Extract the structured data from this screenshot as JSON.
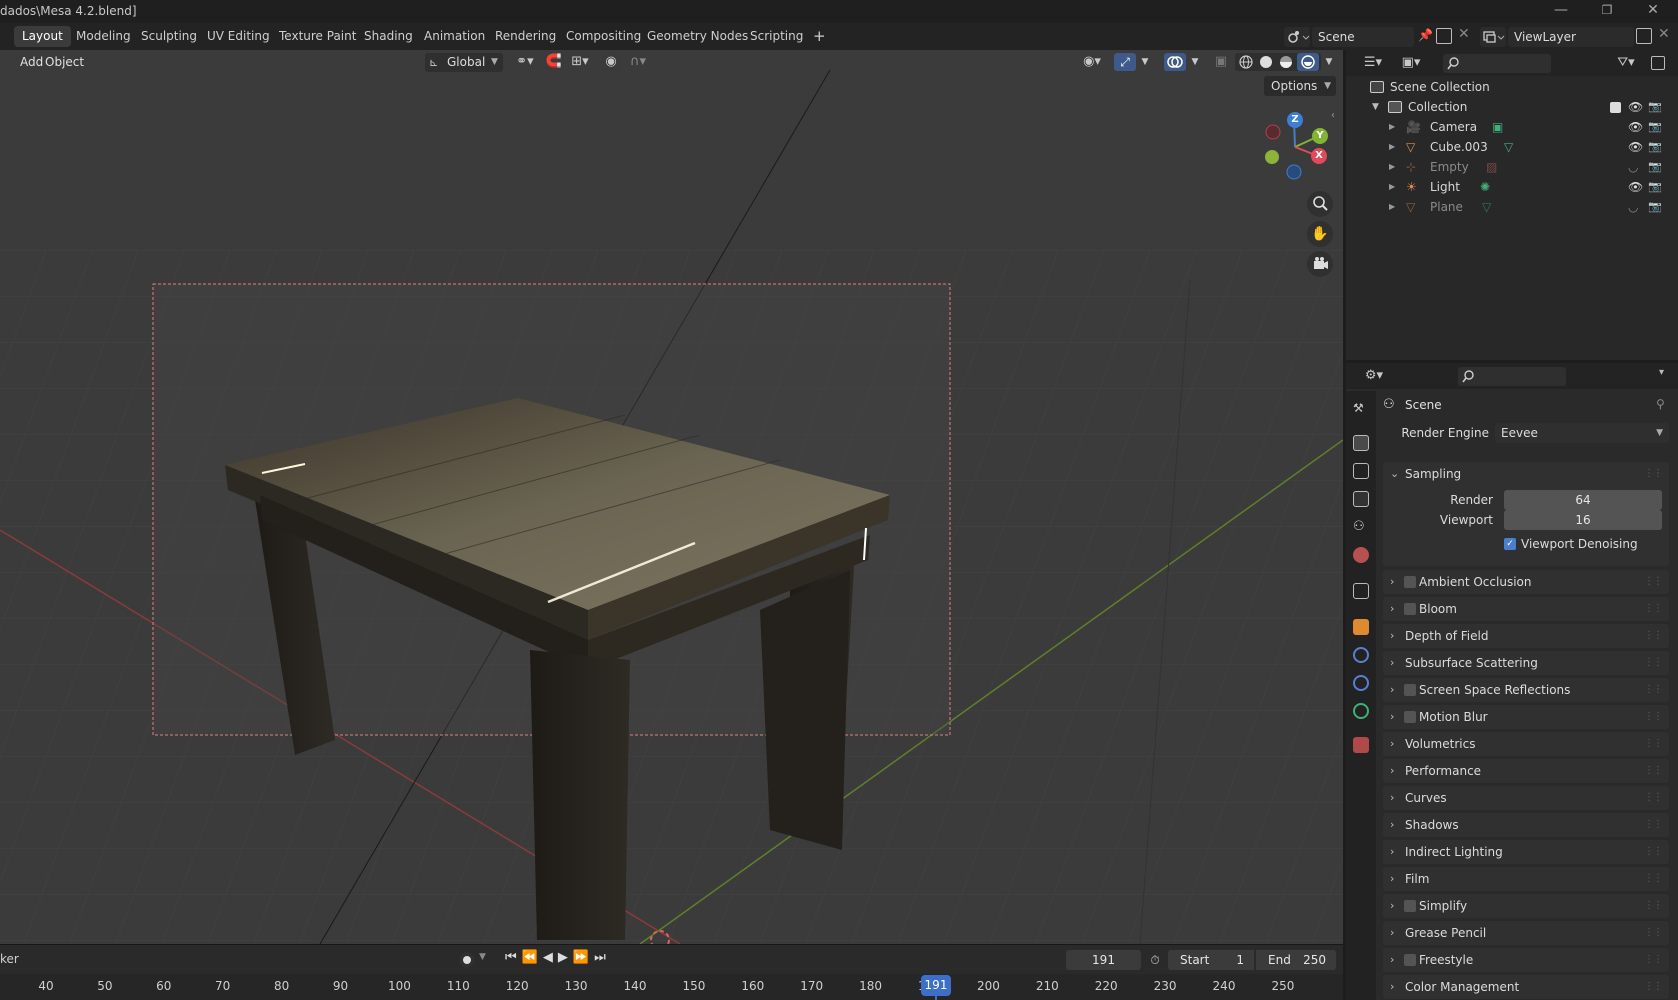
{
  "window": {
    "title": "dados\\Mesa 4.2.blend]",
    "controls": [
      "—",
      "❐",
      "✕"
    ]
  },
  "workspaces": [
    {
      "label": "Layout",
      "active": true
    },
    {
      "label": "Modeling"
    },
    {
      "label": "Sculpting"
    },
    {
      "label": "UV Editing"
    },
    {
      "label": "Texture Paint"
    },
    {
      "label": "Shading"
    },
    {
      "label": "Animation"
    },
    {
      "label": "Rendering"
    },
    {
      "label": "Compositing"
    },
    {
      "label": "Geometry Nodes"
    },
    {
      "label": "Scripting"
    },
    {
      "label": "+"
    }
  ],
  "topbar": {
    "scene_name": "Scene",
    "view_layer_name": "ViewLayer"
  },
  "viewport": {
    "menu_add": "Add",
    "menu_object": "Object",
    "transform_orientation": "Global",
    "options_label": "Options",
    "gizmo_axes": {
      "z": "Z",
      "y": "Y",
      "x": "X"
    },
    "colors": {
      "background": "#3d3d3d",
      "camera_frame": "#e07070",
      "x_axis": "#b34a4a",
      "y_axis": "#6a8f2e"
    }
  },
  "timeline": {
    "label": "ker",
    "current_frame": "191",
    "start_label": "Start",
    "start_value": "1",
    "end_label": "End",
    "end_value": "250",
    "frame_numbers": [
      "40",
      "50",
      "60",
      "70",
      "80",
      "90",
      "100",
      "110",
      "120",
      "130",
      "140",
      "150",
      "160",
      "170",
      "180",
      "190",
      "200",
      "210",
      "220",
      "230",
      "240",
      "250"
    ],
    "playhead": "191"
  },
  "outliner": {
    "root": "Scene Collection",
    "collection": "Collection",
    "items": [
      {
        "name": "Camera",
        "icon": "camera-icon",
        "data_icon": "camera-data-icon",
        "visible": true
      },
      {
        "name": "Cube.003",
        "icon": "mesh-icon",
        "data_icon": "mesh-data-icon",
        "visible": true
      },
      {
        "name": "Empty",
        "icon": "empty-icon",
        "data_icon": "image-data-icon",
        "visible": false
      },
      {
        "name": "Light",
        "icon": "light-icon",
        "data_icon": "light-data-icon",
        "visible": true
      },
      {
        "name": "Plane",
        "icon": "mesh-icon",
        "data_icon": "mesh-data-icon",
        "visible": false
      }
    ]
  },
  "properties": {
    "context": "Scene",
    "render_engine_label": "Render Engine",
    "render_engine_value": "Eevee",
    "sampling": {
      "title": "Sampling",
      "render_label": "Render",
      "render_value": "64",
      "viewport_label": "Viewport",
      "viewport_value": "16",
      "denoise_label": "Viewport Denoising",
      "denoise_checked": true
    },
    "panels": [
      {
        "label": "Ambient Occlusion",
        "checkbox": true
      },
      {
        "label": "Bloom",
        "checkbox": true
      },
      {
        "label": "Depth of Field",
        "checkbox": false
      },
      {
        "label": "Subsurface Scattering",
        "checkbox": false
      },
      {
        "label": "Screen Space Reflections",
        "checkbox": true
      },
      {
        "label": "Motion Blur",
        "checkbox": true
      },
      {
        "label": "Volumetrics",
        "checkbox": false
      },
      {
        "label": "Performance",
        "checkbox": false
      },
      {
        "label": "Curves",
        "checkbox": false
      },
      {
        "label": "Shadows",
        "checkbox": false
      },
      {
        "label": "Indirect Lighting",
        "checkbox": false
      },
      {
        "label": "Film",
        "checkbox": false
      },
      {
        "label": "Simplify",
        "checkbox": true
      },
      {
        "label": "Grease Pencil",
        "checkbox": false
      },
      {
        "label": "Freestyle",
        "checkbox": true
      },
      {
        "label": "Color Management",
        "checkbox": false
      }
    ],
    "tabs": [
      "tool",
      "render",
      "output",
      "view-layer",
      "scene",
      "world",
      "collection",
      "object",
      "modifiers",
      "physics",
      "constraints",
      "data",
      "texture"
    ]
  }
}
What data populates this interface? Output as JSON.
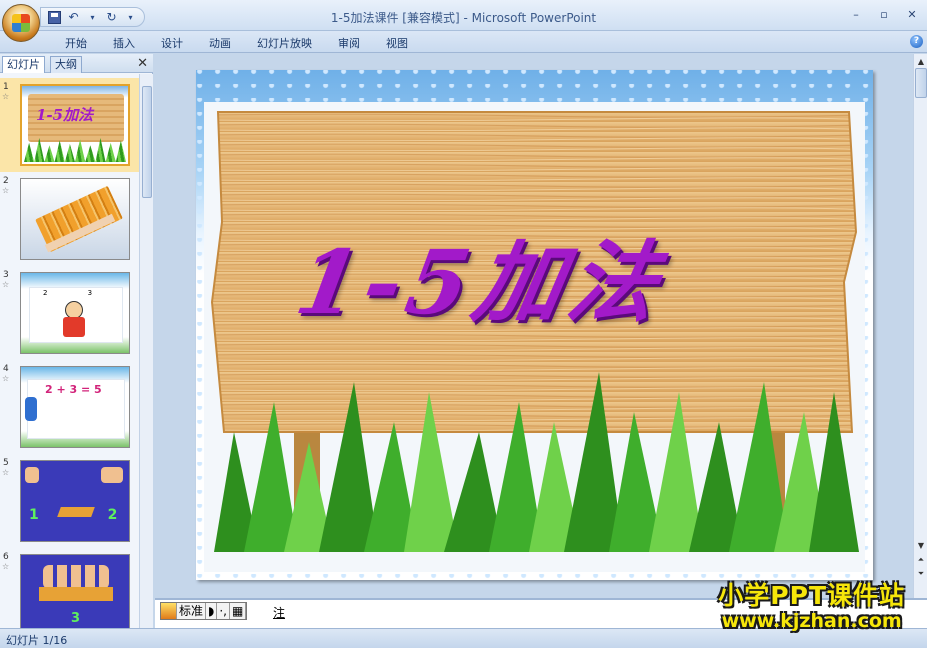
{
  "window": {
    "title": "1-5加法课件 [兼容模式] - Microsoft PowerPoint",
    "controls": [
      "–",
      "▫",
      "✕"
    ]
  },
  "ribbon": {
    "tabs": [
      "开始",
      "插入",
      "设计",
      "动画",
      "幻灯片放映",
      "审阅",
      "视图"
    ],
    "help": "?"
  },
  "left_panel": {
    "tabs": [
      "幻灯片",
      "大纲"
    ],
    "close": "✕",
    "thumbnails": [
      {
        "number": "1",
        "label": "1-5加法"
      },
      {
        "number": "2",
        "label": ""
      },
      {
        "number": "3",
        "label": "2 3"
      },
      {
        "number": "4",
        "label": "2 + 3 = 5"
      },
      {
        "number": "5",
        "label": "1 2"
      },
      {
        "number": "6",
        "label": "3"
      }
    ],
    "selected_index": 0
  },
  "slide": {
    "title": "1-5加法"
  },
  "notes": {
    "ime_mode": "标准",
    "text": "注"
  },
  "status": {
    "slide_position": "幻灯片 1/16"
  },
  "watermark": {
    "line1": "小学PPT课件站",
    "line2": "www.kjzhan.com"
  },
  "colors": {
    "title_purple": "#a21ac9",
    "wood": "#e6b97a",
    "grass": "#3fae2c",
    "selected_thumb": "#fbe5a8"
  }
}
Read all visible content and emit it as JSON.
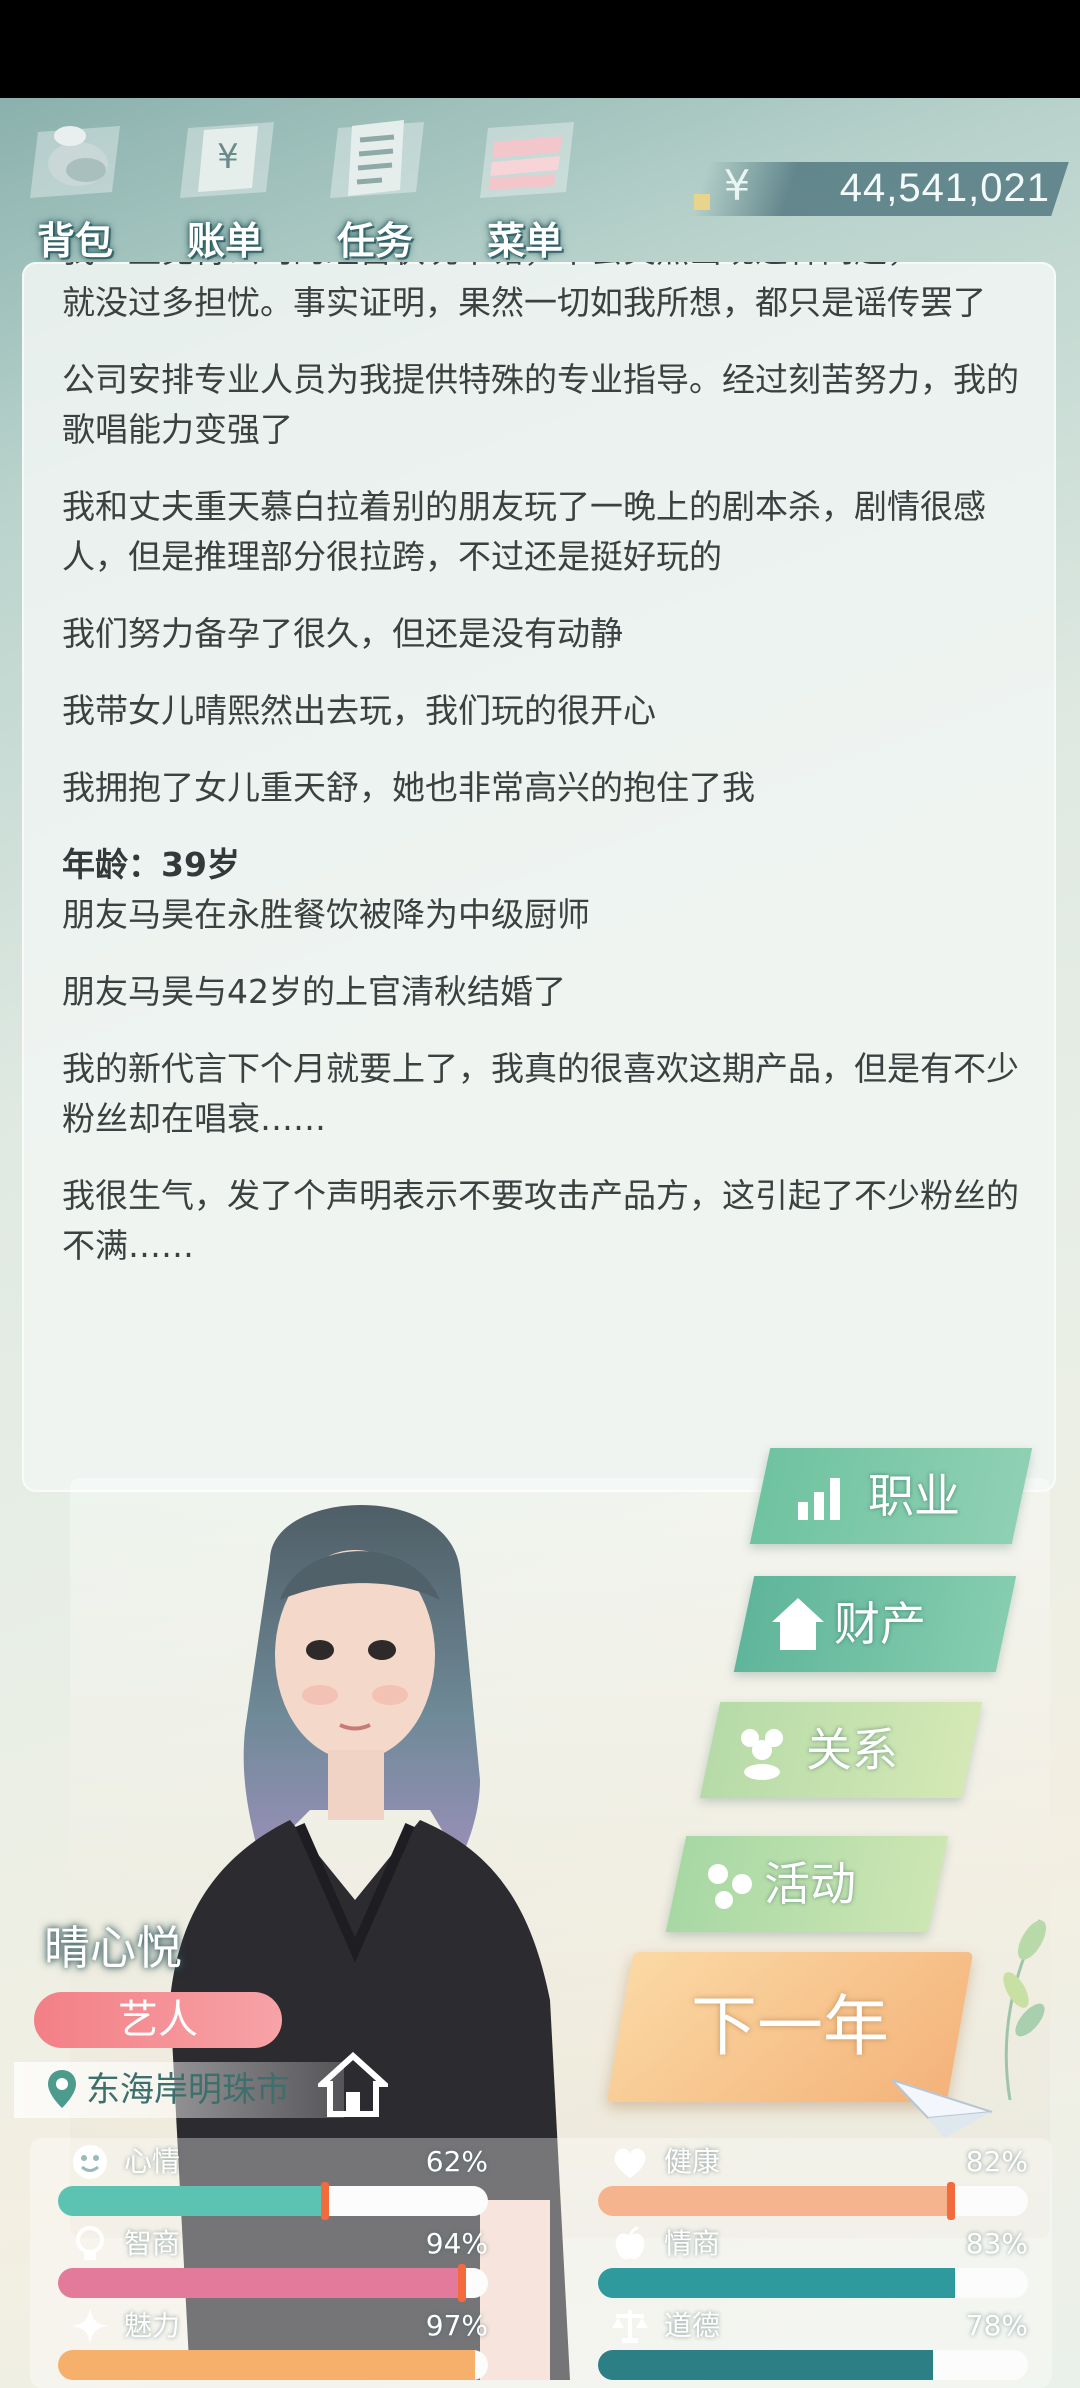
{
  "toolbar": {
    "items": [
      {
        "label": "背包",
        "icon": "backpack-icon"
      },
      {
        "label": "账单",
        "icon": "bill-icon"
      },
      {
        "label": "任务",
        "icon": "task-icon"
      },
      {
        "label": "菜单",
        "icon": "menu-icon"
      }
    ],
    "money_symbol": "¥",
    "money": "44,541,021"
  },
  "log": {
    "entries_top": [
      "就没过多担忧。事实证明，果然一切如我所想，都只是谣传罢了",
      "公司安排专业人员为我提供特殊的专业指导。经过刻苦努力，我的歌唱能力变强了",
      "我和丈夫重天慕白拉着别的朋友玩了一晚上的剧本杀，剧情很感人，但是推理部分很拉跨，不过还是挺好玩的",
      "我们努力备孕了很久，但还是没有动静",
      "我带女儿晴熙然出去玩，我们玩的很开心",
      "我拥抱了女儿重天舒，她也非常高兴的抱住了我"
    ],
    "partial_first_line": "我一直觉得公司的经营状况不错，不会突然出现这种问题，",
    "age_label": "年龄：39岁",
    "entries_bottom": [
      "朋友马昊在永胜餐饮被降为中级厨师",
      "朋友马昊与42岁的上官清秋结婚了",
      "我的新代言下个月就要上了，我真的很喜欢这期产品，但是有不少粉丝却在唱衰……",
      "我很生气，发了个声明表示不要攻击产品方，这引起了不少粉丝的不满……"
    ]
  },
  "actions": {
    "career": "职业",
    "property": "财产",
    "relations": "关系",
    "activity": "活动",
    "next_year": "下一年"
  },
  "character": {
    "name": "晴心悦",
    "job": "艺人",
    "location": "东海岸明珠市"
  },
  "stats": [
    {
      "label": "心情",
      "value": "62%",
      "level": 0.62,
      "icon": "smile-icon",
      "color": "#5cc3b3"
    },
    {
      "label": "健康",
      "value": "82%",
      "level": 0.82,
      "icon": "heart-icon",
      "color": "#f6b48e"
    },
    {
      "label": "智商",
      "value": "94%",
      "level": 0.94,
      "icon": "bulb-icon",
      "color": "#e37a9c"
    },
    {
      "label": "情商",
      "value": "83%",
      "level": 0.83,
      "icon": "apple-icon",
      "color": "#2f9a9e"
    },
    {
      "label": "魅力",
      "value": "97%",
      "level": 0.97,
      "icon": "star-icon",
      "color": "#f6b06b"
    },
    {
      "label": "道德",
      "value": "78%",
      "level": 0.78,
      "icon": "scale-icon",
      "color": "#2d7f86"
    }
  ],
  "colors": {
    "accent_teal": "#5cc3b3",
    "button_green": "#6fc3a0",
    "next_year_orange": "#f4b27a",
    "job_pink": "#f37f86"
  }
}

== What this task involves ==
From the entries, copy out each line containing the word "JSON".

== Answer to the problem ==
Extract the structured data from this screenshot as JSON.
What data populates this interface? Output as JSON.
Read all visible content and emit it as JSON.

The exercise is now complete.